### Task material

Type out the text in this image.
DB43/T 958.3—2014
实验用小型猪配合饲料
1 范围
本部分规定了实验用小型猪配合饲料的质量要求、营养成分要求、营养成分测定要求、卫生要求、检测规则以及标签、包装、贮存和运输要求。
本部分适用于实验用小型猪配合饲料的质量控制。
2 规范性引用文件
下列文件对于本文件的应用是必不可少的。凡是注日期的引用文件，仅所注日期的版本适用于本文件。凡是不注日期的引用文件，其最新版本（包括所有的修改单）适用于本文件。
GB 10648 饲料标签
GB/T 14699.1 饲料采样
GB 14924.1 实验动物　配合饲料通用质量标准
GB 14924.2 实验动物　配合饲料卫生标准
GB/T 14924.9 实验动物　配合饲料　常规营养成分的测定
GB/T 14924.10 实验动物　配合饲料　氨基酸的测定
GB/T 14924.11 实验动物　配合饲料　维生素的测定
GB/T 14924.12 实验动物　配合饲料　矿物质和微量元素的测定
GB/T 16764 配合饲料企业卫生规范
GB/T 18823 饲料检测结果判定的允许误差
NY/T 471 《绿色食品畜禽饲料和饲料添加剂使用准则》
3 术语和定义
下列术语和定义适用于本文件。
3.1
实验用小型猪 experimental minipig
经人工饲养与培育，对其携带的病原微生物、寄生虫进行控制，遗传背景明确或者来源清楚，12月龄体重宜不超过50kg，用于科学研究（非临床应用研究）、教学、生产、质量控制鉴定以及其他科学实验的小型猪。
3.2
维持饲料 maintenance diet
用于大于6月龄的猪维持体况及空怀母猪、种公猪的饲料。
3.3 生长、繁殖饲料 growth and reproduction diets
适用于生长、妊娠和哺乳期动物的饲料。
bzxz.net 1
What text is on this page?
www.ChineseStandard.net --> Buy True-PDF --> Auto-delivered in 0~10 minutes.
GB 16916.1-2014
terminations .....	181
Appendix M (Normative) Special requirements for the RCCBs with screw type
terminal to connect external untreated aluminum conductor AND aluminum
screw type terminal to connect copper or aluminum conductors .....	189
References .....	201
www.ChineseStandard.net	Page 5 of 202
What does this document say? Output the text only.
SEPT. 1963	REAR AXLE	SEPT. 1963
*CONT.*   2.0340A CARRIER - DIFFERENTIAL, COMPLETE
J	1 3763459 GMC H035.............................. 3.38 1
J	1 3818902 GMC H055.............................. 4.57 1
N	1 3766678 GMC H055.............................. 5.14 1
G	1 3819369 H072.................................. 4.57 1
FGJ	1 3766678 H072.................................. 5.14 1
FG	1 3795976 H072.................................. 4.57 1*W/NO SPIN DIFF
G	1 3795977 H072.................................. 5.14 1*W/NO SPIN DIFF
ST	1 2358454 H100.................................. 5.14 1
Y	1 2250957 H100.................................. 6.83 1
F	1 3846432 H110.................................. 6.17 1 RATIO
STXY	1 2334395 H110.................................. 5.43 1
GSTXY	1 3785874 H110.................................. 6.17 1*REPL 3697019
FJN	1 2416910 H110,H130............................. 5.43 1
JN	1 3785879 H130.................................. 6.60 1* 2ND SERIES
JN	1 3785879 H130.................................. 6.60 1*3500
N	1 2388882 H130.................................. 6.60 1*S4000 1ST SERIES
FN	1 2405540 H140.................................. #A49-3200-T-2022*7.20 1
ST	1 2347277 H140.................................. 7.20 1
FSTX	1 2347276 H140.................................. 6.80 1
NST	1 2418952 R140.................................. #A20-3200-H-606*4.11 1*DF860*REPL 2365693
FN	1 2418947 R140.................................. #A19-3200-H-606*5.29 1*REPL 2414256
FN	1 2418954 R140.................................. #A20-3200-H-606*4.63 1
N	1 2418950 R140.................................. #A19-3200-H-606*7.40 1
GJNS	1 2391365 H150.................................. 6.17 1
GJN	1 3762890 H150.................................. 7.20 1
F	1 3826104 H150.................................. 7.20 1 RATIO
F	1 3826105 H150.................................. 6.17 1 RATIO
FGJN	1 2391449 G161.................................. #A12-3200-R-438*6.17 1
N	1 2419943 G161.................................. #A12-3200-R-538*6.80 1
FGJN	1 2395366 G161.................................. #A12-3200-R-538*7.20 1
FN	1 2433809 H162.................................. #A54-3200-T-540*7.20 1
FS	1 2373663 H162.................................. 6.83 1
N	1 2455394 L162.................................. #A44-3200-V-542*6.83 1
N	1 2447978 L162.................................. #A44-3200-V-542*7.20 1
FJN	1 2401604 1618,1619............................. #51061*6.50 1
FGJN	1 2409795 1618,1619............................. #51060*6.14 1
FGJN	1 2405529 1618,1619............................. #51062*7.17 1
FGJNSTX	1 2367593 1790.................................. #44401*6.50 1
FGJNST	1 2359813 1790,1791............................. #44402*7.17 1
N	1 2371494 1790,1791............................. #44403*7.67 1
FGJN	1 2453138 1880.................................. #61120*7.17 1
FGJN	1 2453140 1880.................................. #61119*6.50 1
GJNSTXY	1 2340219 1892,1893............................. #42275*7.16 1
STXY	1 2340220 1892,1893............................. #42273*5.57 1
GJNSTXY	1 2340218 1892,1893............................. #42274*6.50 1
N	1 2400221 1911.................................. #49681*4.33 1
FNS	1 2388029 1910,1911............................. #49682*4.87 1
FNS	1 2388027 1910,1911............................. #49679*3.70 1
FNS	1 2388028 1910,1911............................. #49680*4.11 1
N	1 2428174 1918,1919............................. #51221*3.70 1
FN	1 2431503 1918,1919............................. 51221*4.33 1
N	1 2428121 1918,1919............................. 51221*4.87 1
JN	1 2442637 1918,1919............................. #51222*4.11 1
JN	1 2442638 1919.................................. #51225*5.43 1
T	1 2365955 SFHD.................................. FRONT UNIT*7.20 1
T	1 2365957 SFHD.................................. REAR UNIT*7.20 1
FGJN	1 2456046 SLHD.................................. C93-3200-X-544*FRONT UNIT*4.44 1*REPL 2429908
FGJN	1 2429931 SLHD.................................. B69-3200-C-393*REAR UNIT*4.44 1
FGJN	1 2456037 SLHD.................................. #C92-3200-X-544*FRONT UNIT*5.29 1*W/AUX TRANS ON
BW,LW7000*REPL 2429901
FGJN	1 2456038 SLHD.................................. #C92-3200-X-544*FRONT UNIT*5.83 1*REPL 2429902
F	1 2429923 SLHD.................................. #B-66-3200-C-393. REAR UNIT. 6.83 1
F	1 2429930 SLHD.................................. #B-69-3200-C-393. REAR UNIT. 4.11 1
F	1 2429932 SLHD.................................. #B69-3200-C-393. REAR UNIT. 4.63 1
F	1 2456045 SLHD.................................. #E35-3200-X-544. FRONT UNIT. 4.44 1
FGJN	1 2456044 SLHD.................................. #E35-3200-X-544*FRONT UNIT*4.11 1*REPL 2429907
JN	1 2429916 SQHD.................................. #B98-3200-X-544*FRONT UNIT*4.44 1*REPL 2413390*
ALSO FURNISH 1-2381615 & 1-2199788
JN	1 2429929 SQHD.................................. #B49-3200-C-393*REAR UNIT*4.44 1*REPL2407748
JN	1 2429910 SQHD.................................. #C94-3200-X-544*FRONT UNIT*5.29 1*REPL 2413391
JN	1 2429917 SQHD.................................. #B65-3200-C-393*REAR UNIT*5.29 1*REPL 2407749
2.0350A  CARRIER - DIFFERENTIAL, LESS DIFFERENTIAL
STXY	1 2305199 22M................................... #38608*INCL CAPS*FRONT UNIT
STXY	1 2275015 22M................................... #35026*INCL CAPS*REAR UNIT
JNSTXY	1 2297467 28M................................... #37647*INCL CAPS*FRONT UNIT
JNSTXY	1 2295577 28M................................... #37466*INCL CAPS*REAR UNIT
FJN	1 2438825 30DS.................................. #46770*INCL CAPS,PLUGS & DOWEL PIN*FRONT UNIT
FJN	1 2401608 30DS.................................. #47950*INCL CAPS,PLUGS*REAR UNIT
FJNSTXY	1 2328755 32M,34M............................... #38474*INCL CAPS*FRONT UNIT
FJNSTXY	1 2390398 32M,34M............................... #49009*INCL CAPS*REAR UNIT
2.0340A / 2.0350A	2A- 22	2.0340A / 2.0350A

######

▶ **Exercise brief**: Find the lines with the string "aluminum" and reproduce them.

▶ **Output of the task**:
terminal to connect external untreated aluminum conductor AND aluminum
screw type terminal to connect copper or aluminum conductors .....	189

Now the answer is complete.